**SET TASK:** How many lines in the items below contain the string "ALORS"? Reply with the number alone.

**STORED ROWS:**
__________
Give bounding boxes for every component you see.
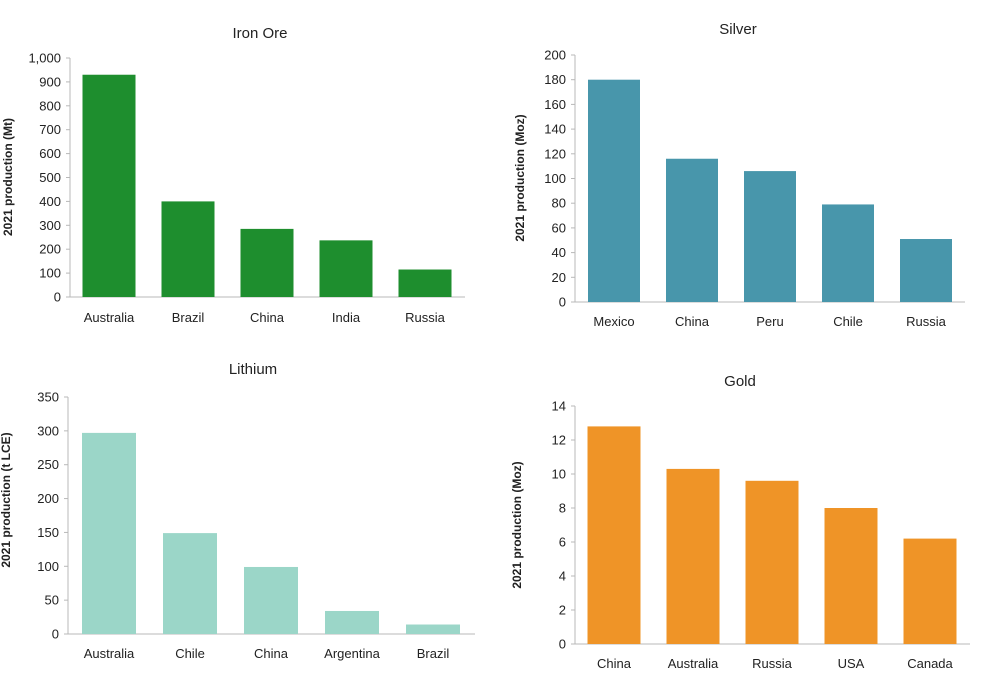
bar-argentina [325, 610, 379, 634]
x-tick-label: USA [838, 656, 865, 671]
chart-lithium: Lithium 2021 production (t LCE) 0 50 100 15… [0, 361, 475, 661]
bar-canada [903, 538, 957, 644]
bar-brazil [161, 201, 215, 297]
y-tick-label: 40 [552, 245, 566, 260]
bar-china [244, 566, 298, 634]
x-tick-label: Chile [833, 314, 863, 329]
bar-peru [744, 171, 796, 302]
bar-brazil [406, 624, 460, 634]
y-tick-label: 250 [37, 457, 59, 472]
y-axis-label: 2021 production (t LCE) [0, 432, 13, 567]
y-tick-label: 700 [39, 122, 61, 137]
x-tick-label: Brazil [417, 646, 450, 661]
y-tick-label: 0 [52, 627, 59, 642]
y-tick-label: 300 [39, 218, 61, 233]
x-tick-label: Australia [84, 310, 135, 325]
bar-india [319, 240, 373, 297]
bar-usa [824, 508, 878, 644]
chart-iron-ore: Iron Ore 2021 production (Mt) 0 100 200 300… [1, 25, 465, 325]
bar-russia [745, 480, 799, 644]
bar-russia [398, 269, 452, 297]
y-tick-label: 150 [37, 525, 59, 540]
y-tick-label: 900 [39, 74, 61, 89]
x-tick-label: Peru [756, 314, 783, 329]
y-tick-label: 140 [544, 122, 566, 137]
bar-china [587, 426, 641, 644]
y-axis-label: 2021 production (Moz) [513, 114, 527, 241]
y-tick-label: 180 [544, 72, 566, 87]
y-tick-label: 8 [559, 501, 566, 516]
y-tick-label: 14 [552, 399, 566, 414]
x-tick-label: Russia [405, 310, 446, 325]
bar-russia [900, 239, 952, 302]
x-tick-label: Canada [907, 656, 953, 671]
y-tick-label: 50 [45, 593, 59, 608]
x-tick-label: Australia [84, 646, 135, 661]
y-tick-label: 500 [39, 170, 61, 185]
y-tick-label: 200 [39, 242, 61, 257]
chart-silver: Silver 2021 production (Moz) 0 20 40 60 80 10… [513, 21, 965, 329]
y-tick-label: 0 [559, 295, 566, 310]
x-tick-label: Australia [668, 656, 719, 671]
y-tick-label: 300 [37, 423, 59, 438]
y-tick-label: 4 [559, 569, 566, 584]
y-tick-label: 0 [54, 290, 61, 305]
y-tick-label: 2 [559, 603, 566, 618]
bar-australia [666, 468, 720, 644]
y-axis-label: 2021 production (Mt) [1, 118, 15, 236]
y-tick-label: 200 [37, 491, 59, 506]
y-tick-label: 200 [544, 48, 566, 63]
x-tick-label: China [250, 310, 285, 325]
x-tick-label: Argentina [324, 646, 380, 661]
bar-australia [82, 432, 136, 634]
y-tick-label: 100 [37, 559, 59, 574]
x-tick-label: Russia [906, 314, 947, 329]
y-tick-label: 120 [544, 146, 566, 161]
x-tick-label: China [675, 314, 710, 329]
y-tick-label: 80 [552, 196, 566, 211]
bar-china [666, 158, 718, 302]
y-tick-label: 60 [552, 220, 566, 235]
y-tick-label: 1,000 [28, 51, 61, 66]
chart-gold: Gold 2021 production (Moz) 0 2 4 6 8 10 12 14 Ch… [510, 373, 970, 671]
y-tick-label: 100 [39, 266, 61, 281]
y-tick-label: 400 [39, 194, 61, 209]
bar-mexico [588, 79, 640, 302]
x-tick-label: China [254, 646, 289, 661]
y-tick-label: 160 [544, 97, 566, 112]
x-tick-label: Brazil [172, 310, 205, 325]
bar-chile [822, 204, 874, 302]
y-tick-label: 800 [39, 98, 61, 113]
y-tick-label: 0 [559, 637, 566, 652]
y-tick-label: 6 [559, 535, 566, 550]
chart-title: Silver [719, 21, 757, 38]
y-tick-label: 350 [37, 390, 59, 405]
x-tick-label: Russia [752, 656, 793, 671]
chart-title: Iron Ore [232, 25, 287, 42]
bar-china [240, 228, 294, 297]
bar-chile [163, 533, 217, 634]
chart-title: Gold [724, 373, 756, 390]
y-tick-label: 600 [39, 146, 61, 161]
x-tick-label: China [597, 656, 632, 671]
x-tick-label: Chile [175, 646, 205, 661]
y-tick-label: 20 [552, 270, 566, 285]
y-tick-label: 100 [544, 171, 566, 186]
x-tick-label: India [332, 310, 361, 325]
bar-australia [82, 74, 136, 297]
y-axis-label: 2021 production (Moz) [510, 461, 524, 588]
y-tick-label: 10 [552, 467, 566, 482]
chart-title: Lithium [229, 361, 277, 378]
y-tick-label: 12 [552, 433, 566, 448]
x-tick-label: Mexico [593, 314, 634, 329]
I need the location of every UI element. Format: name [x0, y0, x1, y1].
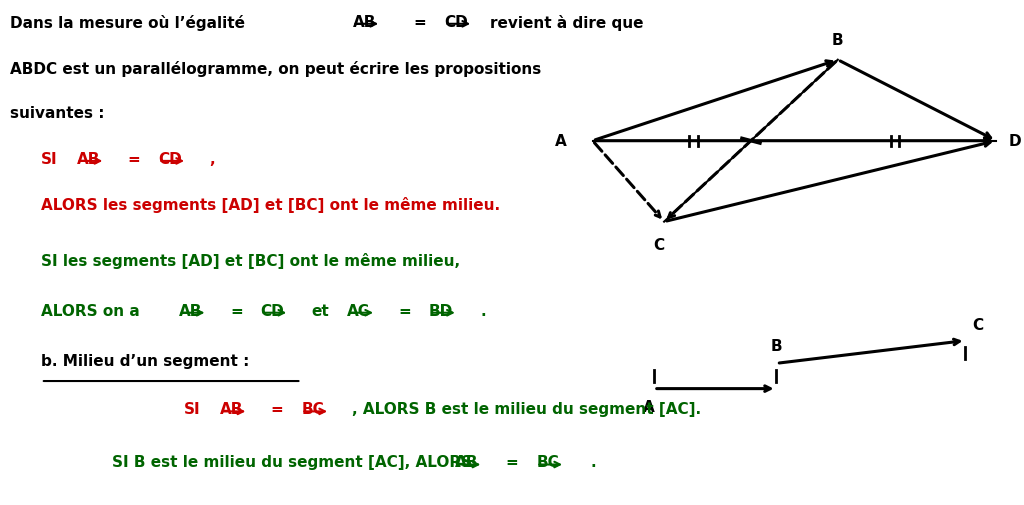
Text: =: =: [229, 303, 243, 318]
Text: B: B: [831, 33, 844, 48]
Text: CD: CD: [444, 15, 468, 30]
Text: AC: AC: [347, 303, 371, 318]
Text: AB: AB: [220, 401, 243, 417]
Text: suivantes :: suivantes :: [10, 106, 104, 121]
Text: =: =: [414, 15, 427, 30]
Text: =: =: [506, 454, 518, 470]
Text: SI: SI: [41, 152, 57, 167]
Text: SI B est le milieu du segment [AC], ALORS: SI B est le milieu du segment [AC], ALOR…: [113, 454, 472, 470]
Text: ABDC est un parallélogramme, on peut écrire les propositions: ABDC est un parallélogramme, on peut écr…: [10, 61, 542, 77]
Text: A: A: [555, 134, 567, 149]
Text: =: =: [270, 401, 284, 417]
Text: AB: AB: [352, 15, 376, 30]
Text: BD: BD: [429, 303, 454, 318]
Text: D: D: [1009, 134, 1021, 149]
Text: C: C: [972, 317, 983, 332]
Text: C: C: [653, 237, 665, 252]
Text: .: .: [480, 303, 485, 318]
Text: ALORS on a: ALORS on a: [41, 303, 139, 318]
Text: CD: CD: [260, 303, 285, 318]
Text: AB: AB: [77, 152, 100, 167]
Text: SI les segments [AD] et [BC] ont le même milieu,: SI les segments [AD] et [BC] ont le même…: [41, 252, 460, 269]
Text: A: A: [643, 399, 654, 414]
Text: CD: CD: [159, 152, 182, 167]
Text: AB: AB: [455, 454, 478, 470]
__________
**CORRECT OUTPUT:** 2